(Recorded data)
** start **

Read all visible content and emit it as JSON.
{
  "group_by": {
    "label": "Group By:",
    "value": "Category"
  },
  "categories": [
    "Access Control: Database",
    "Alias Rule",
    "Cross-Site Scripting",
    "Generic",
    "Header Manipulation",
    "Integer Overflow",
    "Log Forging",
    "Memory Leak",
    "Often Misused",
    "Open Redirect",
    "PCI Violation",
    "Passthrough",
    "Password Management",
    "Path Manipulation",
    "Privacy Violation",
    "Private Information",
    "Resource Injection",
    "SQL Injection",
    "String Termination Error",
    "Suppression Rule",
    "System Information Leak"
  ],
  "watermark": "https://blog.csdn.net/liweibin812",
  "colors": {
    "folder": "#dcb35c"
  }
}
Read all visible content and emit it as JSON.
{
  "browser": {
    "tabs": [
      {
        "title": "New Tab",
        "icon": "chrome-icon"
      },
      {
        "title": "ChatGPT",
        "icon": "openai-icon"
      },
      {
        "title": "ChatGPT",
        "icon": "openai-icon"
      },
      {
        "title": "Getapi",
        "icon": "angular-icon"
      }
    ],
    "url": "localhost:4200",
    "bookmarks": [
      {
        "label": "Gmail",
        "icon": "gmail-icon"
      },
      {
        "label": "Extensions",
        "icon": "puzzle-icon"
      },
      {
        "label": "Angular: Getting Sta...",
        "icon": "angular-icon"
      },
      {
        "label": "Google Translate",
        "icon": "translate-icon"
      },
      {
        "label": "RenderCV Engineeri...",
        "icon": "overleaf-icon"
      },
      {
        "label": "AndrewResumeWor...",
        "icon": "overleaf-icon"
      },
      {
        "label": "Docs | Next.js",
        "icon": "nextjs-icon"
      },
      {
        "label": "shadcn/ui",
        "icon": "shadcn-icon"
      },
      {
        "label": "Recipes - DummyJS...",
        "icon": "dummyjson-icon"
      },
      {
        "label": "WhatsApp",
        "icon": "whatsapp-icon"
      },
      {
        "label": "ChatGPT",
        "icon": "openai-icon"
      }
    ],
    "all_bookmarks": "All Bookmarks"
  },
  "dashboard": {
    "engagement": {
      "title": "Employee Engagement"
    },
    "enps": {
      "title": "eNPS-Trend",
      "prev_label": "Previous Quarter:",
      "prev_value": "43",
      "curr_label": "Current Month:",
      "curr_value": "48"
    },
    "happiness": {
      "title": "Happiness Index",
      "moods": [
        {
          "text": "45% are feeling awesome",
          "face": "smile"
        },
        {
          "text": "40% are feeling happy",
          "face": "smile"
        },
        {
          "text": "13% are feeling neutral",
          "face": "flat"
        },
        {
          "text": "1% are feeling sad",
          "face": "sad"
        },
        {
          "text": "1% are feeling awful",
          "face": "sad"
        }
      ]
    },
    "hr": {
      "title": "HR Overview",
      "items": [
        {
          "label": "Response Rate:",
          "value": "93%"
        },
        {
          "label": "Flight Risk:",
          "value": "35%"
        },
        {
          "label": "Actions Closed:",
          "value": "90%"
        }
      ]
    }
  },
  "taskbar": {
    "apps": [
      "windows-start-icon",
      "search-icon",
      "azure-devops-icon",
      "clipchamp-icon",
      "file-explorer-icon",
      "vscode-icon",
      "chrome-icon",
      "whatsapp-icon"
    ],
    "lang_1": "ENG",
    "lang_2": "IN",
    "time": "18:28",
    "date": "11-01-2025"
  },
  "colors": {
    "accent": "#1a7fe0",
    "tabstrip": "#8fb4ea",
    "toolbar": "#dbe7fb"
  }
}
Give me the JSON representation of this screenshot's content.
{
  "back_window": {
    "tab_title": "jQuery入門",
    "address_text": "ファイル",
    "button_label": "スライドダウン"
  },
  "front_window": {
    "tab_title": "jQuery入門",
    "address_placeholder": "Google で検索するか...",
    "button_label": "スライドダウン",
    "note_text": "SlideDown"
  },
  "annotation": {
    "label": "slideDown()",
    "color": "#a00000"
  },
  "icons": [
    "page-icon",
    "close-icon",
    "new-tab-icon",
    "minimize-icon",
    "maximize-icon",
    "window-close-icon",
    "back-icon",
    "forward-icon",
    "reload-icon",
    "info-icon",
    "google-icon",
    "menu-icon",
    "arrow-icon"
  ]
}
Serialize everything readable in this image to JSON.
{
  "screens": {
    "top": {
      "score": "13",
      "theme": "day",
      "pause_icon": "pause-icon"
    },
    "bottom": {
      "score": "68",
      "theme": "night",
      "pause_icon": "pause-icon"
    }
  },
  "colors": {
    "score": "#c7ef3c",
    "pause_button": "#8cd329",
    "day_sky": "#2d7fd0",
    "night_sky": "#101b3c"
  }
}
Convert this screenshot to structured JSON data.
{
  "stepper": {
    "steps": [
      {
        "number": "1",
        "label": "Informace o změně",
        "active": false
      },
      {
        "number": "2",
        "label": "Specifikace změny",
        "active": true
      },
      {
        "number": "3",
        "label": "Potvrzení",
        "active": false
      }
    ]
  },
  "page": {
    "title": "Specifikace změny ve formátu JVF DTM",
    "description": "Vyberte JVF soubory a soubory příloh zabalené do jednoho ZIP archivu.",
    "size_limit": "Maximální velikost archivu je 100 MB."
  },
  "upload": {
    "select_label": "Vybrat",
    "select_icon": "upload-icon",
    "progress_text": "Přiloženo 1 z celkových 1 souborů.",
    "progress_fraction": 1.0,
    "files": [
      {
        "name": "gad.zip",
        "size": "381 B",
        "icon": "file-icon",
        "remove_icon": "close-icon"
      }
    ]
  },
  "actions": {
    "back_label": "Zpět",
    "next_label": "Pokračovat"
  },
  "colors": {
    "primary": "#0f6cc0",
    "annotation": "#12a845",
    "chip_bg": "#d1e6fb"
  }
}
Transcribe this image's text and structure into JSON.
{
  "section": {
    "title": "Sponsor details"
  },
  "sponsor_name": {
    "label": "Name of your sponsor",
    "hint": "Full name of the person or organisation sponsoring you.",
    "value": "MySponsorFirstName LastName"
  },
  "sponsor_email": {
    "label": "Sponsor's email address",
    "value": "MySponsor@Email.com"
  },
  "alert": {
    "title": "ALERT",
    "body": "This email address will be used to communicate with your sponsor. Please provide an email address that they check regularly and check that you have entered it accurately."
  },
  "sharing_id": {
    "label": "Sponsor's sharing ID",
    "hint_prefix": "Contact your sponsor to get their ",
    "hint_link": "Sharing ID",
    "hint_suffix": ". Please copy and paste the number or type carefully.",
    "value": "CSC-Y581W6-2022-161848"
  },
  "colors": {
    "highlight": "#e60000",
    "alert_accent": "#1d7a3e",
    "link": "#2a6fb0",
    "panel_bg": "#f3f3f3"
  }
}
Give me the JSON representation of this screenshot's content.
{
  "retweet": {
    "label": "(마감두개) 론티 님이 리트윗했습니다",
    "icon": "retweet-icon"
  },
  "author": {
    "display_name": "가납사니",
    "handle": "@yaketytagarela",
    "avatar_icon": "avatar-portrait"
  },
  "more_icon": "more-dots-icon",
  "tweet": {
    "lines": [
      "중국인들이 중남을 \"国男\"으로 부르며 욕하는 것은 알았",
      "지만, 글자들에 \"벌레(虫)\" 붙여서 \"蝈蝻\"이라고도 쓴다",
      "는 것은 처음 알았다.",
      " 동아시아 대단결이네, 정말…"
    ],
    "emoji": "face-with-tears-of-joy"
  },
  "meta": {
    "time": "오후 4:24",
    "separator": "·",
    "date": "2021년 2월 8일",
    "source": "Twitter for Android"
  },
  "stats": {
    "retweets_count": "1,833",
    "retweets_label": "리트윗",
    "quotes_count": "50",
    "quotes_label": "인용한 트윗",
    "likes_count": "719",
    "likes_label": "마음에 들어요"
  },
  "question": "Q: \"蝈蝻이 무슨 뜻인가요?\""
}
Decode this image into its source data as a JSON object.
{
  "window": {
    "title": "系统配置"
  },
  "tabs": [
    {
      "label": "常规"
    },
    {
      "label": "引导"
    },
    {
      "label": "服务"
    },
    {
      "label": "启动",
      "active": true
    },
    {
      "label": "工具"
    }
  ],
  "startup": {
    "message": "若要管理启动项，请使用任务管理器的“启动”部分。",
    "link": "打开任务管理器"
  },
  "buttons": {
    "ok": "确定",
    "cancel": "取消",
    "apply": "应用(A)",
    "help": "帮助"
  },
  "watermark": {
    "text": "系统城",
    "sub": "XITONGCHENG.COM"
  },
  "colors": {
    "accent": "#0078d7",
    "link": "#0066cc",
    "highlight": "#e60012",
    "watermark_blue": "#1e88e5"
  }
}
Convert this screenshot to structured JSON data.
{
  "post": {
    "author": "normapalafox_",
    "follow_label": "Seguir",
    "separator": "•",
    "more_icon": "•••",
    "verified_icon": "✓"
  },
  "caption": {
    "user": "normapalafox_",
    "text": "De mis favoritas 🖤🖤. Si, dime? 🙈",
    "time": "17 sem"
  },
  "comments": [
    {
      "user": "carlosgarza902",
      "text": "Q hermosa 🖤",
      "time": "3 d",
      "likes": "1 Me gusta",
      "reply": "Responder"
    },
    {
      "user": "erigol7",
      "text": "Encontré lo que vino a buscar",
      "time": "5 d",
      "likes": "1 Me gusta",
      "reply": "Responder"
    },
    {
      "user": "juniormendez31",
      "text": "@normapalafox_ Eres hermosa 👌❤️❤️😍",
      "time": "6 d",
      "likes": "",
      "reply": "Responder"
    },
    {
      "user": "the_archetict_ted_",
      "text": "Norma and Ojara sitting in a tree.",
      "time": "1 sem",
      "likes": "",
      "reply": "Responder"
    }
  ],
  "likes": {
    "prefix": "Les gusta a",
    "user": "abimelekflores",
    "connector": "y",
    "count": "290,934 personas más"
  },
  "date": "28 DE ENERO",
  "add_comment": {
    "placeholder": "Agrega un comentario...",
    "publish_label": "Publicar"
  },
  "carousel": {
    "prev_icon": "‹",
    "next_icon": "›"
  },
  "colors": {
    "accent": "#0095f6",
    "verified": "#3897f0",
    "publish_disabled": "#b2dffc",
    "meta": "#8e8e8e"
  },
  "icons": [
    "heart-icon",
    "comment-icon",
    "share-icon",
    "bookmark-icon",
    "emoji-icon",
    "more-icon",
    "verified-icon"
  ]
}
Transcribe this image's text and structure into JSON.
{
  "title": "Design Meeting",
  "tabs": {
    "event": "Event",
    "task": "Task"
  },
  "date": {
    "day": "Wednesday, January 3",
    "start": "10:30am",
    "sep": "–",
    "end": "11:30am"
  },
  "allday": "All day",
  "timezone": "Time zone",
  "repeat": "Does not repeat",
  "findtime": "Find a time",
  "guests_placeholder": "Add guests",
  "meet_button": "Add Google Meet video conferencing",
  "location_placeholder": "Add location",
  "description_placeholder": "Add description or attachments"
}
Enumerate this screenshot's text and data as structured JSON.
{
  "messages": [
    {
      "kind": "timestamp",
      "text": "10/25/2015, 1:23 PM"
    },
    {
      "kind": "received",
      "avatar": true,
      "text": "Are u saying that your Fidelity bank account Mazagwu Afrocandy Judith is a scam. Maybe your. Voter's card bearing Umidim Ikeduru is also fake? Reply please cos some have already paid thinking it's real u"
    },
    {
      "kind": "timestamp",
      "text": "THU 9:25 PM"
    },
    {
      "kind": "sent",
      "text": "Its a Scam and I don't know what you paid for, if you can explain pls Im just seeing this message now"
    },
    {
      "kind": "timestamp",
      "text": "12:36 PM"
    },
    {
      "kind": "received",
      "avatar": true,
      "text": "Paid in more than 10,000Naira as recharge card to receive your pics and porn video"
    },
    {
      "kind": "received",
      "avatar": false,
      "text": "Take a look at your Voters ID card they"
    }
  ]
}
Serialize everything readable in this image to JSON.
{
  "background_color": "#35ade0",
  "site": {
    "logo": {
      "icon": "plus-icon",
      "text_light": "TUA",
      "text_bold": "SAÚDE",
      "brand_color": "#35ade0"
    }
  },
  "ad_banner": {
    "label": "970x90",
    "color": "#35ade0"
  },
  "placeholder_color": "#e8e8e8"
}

** end **

Copy all lines from the material that contain "avatar".

    "avatar_icon": "avatar-portrait"
      "avatar": true,
      "avatar": true,
      "avatar": false,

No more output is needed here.